begin Stored rows

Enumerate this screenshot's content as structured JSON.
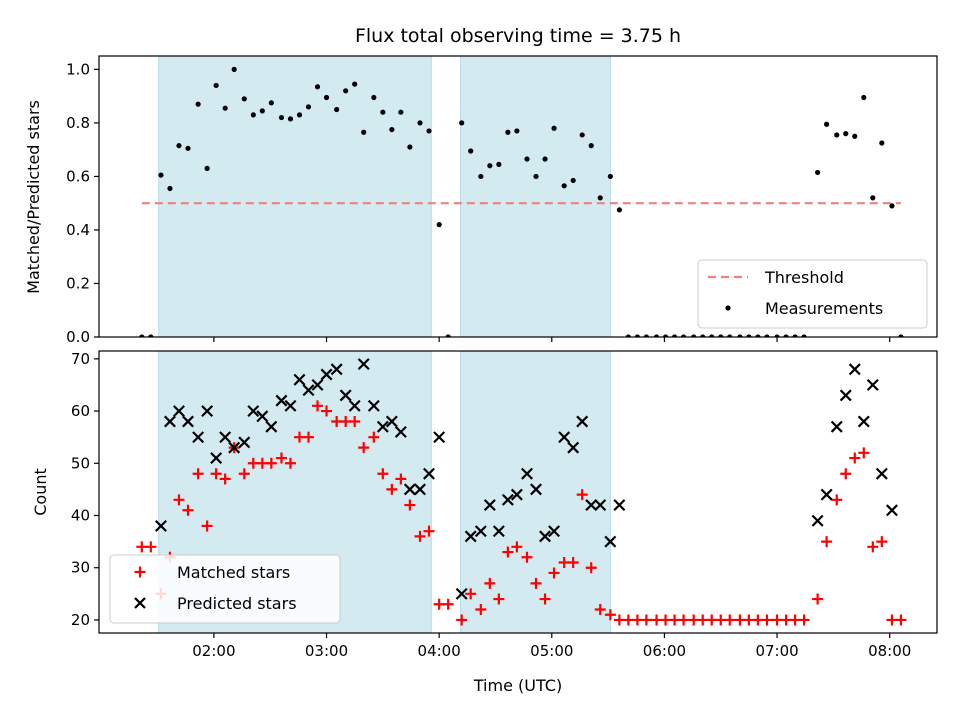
{
  "chart_data": [
    {
      "type": "scatter",
      "title": "Flux total observing time = 3.75 h",
      "xlabel": "",
      "ylabel": "Matched/Predicted stars",
      "xlim_hours": [
        0.98,
        8.42
      ],
      "ylim": [
        0.0,
        1.05
      ],
      "yticks": [
        0.0,
        0.2,
        0.4,
        0.6,
        0.8,
        1.0
      ],
      "ytick_labels": [
        "0.0",
        "0.2",
        "0.4",
        "0.6",
        "0.8",
        "1.0"
      ],
      "grid": false,
      "legend_position": "lower-right",
      "shaded_intervals_hours": [
        [
          1.51,
          3.93
        ],
        [
          4.19,
          5.52
        ]
      ],
      "shade_color": "#d3eaf1",
      "threshold": {
        "name": "Threshold",
        "value": 0.5,
        "x_range_hours": [
          1.36,
          8.1
        ],
        "color": "#f08080",
        "style": "dashed"
      },
      "series": [
        {
          "name": "Measurements",
          "marker": "dot",
          "color": "#000000",
          "points": [
            [
              1.36,
              0.0
            ],
            [
              1.44,
              0.0
            ],
            [
              1.53,
              0.605
            ],
            [
              1.61,
              0.555
            ],
            [
              1.69,
              0.715
            ],
            [
              1.77,
              0.705
            ],
            [
              1.86,
              0.87
            ],
            [
              1.94,
              0.63
            ],
            [
              2.02,
              0.94
            ],
            [
              2.1,
              0.855
            ],
            [
              2.18,
              1.0
            ],
            [
              2.27,
              0.89
            ],
            [
              2.35,
              0.83
            ],
            [
              2.43,
              0.845
            ],
            [
              2.51,
              0.875
            ],
            [
              2.6,
              0.82
            ],
            [
              2.68,
              0.815
            ],
            [
              2.76,
              0.83
            ],
            [
              2.84,
              0.86
            ],
            [
              2.92,
              0.935
            ],
            [
              3.0,
              0.895
            ],
            [
              3.09,
              0.85
            ],
            [
              3.17,
              0.92
            ],
            [
              3.25,
              0.945
            ],
            [
              3.33,
              0.765
            ],
            [
              3.42,
              0.895
            ],
            [
              3.5,
              0.84
            ],
            [
              3.58,
              0.775
            ],
            [
              3.66,
              0.84
            ],
            [
              3.74,
              0.71
            ],
            [
              3.83,
              0.8
            ],
            [
              3.91,
              0.77
            ],
            [
              4.0,
              0.42
            ],
            [
              4.08,
              0.0
            ],
            [
              4.2,
              0.8
            ],
            [
              4.28,
              0.695
            ],
            [
              4.37,
              0.6
            ],
            [
              4.45,
              0.64
            ],
            [
              4.53,
              0.645
            ],
            [
              4.61,
              0.765
            ],
            [
              4.69,
              0.77
            ],
            [
              4.78,
              0.665
            ],
            [
              4.86,
              0.6
            ],
            [
              4.94,
              0.665
            ],
            [
              5.02,
              0.78
            ],
            [
              5.11,
              0.565
            ],
            [
              5.19,
              0.585
            ],
            [
              5.27,
              0.755
            ],
            [
              5.35,
              0.715
            ],
            [
              5.43,
              0.52
            ],
            [
              5.52,
              0.6
            ],
            [
              5.6,
              0.475
            ],
            [
              5.68,
              0.0
            ],
            [
              5.76,
              0.0
            ],
            [
              5.84,
              0.0
            ],
            [
              5.93,
              0.0
            ],
            [
              6.01,
              0.0
            ],
            [
              6.09,
              0.0
            ],
            [
              6.17,
              0.0
            ],
            [
              6.26,
              0.0
            ],
            [
              6.34,
              0.0
            ],
            [
              6.42,
              0.0
            ],
            [
              6.5,
              0.0
            ],
            [
              6.58,
              0.0
            ],
            [
              6.67,
              0.0
            ],
            [
              6.75,
              0.0
            ],
            [
              6.83,
              0.0
            ],
            [
              6.91,
              0.0
            ],
            [
              7.0,
              0.0
            ],
            [
              7.08,
              0.0
            ],
            [
              7.16,
              0.0
            ],
            [
              7.24,
              0.0
            ],
            [
              7.36,
              0.615
            ],
            [
              7.44,
              0.795
            ],
            [
              7.53,
              0.755
            ],
            [
              7.61,
              0.76
            ],
            [
              7.69,
              0.75
            ],
            [
              7.77,
              0.895
            ],
            [
              7.85,
              0.52
            ],
            [
              7.93,
              0.725
            ],
            [
              8.02,
              0.49
            ],
            [
              8.1,
              0.0
            ]
          ]
        }
      ]
    },
    {
      "type": "scatter",
      "title": "",
      "xlabel": "Time (UTC)",
      "ylabel": "Count",
      "xlim_hours": [
        0.98,
        8.42
      ],
      "ylim": [
        17.5,
        71.5
      ],
      "xticks_hours": [
        2,
        3,
        4,
        5,
        6,
        7,
        8
      ],
      "xtick_labels": [
        "02:00",
        "03:00",
        "04:00",
        "05:00",
        "06:00",
        "07:00",
        "08:00"
      ],
      "yticks": [
        20,
        30,
        40,
        50,
        60,
        70
      ],
      "ytick_labels": [
        "20",
        "30",
        "40",
        "50",
        "60",
        "70"
      ],
      "grid": false,
      "legend_position": "lower-left",
      "shaded_intervals_hours": [
        [
          1.51,
          3.93
        ],
        [
          4.19,
          5.52
        ]
      ],
      "shade_color": "#d3eaf1",
      "series": [
        {
          "name": "Matched stars",
          "marker": "plus",
          "color": "#ff0000",
          "points": [
            [
              1.36,
              34
            ],
            [
              1.44,
              34
            ],
            [
              1.53,
              25
            ],
            [
              1.61,
              32
            ],
            [
              1.69,
              43
            ],
            [
              1.77,
              41
            ],
            [
              1.86,
              48
            ],
            [
              1.94,
              38
            ],
            [
              2.02,
              48
            ],
            [
              2.1,
              47
            ],
            [
              2.18,
              53
            ],
            [
              2.27,
              48
            ],
            [
              2.35,
              50
            ],
            [
              2.43,
              50
            ],
            [
              2.51,
              50
            ],
            [
              2.6,
              51
            ],
            [
              2.68,
              50
            ],
            [
              2.76,
              55
            ],
            [
              2.84,
              55
            ],
            [
              2.92,
              61
            ],
            [
              3.0,
              60
            ],
            [
              3.09,
              58
            ],
            [
              3.17,
              58
            ],
            [
              3.25,
              58
            ],
            [
              3.33,
              53
            ],
            [
              3.42,
              55
            ],
            [
              3.5,
              48
            ],
            [
              3.58,
              45
            ],
            [
              3.66,
              47
            ],
            [
              3.74,
              42
            ],
            [
              3.83,
              36
            ],
            [
              3.91,
              37
            ],
            [
              4.0,
              23
            ],
            [
              4.08,
              23
            ],
            [
              4.2,
              20
            ],
            [
              4.28,
              25
            ],
            [
              4.37,
              22
            ],
            [
              4.45,
              27
            ],
            [
              4.53,
              24
            ],
            [
              4.61,
              33
            ],
            [
              4.69,
              34
            ],
            [
              4.78,
              32
            ],
            [
              4.86,
              27
            ],
            [
              4.94,
              24
            ],
            [
              5.02,
              29
            ],
            [
              5.11,
              31
            ],
            [
              5.19,
              31
            ],
            [
              5.27,
              44
            ],
            [
              5.35,
              30
            ],
            [
              5.43,
              22
            ],
            [
              5.52,
              21
            ],
            [
              5.6,
              20
            ],
            [
              5.68,
              20
            ],
            [
              5.76,
              20
            ],
            [
              5.84,
              20
            ],
            [
              5.93,
              20
            ],
            [
              6.01,
              20
            ],
            [
              6.09,
              20
            ],
            [
              6.17,
              20
            ],
            [
              6.26,
              20
            ],
            [
              6.34,
              20
            ],
            [
              6.42,
              20
            ],
            [
              6.5,
              20
            ],
            [
              6.58,
              20
            ],
            [
              6.67,
              20
            ],
            [
              6.75,
              20
            ],
            [
              6.83,
              20
            ],
            [
              6.91,
              20
            ],
            [
              7.0,
              20
            ],
            [
              7.08,
              20
            ],
            [
              7.16,
              20
            ],
            [
              7.24,
              20
            ],
            [
              7.36,
              24
            ],
            [
              7.44,
              35
            ],
            [
              7.53,
              43
            ],
            [
              7.61,
              48
            ],
            [
              7.69,
              51
            ],
            [
              7.77,
              52
            ],
            [
              7.85,
              34
            ],
            [
              7.93,
              35
            ],
            [
              8.02,
              20
            ],
            [
              8.1,
              20
            ]
          ]
        },
        {
          "name": "Predicted stars",
          "marker": "x",
          "color": "#000000",
          "points": [
            [
              1.53,
              38
            ],
            [
              1.61,
              58
            ],
            [
              1.69,
              60
            ],
            [
              1.77,
              58
            ],
            [
              1.86,
              55
            ],
            [
              1.94,
              60
            ],
            [
              2.02,
              51
            ],
            [
              2.1,
              55
            ],
            [
              2.18,
              53
            ],
            [
              2.27,
              54
            ],
            [
              2.35,
              60
            ],
            [
              2.43,
              59
            ],
            [
              2.51,
              57
            ],
            [
              2.6,
              62
            ],
            [
              2.68,
              61
            ],
            [
              2.76,
              66
            ],
            [
              2.84,
              64
            ],
            [
              2.92,
              65
            ],
            [
              3.0,
              67
            ],
            [
              3.09,
              68
            ],
            [
              3.17,
              63
            ],
            [
              3.25,
              61
            ],
            [
              3.33,
              69
            ],
            [
              3.42,
              61
            ],
            [
              3.5,
              57
            ],
            [
              3.58,
              58
            ],
            [
              3.66,
              56
            ],
            [
              3.74,
              45
            ],
            [
              3.83,
              45
            ],
            [
              3.91,
              48
            ],
            [
              4.0,
              55
            ],
            [
              4.2,
              25
            ],
            [
              4.28,
              36
            ],
            [
              4.37,
              37
            ],
            [
              4.45,
              42
            ],
            [
              4.53,
              37
            ],
            [
              4.61,
              43
            ],
            [
              4.69,
              44
            ],
            [
              4.78,
              48
            ],
            [
              4.86,
              45
            ],
            [
              4.94,
              36
            ],
            [
              5.02,
              37
            ],
            [
              5.11,
              55
            ],
            [
              5.19,
              53
            ],
            [
              5.27,
              58
            ],
            [
              5.35,
              42
            ],
            [
              5.43,
              42
            ],
            [
              5.52,
              35
            ],
            [
              5.6,
              42
            ],
            [
              7.36,
              39
            ],
            [
              7.44,
              44
            ],
            [
              7.53,
              57
            ],
            [
              7.61,
              63
            ],
            [
              7.69,
              68
            ],
            [
              7.77,
              58
            ],
            [
              7.85,
              65
            ],
            [
              7.93,
              48
            ],
            [
              8.02,
              41
            ]
          ]
        }
      ]
    }
  ]
}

end Stored rows

_Problem details_.
Return each line of the data that contains the string "stars".

_Solution to this task_.
      "ylabel": "Matched/Predicted stars",
          "name": "Matched stars",
          "name": "Predicted stars",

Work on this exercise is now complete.